## Required task
Filter the entries below, keeping every line that has the word "revised".

## Supplied entries
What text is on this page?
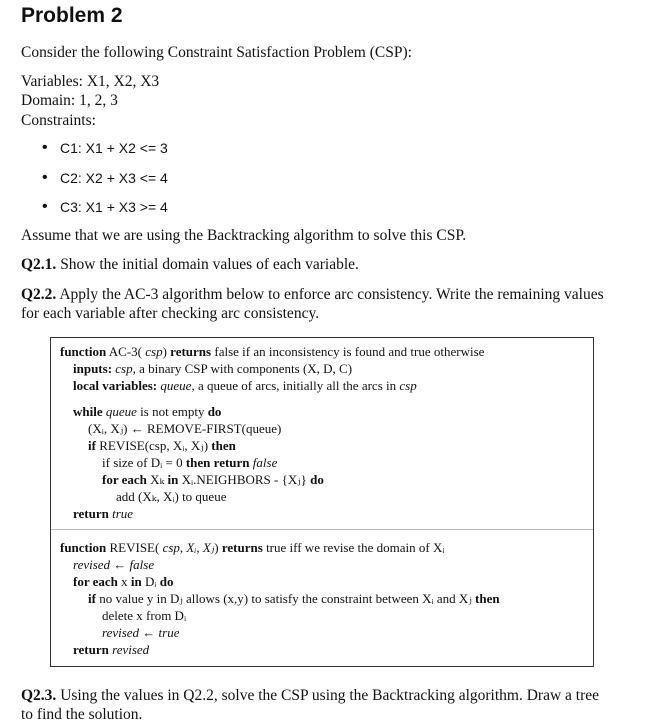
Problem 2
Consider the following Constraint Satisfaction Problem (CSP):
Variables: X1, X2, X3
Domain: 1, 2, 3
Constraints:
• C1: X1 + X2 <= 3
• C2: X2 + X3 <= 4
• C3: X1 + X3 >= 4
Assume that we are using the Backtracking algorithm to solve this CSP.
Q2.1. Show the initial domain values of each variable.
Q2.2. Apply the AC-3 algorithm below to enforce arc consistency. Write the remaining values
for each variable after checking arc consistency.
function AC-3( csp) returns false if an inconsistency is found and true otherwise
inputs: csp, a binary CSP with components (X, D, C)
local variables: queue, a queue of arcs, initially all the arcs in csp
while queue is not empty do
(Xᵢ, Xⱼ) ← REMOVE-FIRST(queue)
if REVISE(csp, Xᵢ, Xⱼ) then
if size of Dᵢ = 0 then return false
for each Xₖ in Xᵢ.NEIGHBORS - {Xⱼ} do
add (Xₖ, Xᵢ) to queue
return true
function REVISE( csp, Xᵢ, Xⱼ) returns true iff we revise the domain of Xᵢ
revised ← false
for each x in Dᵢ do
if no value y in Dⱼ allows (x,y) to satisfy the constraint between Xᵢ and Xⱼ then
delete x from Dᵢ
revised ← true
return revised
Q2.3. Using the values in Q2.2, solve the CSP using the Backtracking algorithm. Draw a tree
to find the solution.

* * *

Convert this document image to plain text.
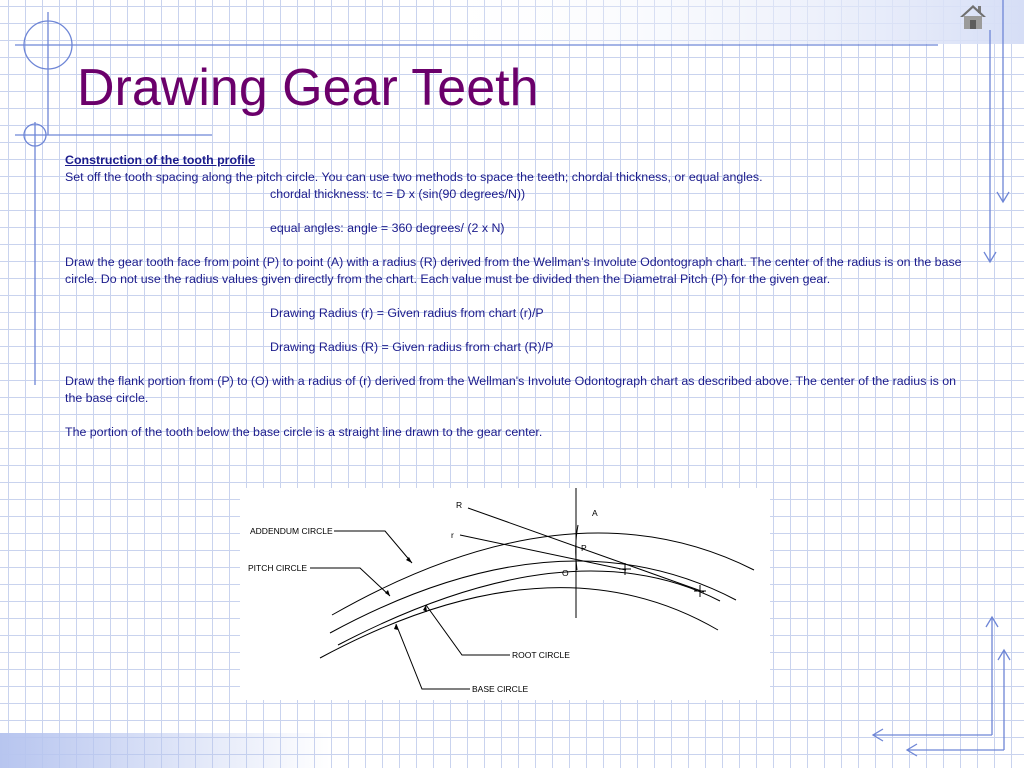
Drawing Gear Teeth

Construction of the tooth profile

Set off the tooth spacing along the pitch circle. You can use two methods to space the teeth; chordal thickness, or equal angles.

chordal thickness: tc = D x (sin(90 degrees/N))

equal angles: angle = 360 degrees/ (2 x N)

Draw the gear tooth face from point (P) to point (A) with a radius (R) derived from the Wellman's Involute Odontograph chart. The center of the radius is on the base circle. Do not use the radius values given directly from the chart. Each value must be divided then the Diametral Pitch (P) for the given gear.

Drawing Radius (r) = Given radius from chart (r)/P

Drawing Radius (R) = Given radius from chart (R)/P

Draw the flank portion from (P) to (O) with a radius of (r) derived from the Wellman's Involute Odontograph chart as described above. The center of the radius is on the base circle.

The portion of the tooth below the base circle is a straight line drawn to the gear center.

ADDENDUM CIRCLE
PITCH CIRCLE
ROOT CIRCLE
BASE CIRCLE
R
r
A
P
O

## Reply
revised ← false
revised ← true
return revised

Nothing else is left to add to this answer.